┌─ Data provided
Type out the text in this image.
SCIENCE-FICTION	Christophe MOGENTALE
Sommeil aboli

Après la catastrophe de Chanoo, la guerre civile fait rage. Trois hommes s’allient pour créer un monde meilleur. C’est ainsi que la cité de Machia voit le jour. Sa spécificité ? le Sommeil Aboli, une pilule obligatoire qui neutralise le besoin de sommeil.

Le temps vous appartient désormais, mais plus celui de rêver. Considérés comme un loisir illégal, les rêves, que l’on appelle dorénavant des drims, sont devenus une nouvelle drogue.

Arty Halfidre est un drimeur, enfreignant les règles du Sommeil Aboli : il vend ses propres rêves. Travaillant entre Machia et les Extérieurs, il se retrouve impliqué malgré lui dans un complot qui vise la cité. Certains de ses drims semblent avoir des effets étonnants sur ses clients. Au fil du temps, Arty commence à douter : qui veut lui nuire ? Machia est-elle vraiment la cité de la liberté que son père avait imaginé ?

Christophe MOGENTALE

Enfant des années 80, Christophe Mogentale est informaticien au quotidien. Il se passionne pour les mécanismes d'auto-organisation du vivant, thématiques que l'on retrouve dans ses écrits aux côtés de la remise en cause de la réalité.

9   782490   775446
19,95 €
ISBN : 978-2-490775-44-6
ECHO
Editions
└─
# Your task
Write the entries again, exactly as they stand.

# Task result
Type out the text in this image.
SCIENCE-FICTION	Christophe MOGENTALE
Sommeil aboli

Après la catastrophe de Chanoo, la guerre civile fait rage. Trois hommes s’allient pour créer un monde meilleur. C’est ainsi que la cité de Machia voit le jour. Sa spécificité ? le Sommeil Aboli, une pilule obligatoire qui neutralise le besoin de sommeil.

Le temps vous appartient désormais, mais plus celui de rêver. Considérés comme un loisir illégal, les rêves, que l’on appelle dorénavant des drims, sont devenus une nouvelle drogue.

Arty Halfidre est un drimeur, enfreignant les règles du Sommeil Aboli : il vend ses propres rêves. Travaillant entre Machia et les Extérieurs, il se retrouve impliqué malgré lui dans un complot qui vise la cité. Certains de ses drims semblent avoir des effets étonnants sur ses clients. Au fil du temps, Arty commence à douter : qui veut lui nuire ? Machia est-elle vraiment la cité de la liberté que son père avait imaginé ?

Christophe MOGENTALE

Enfant des années 80, Christophe Mogentale est informaticien au quotidien. Il se passionne pour les mécanismes d'auto-organisation du vivant, thématiques que l'on retrouve dans ses écrits aux côtés de la remise en cause de la réalité.

9   782490   775446
19,95 €
ISBN : 978-2-490775-44-6
ECHO
Editions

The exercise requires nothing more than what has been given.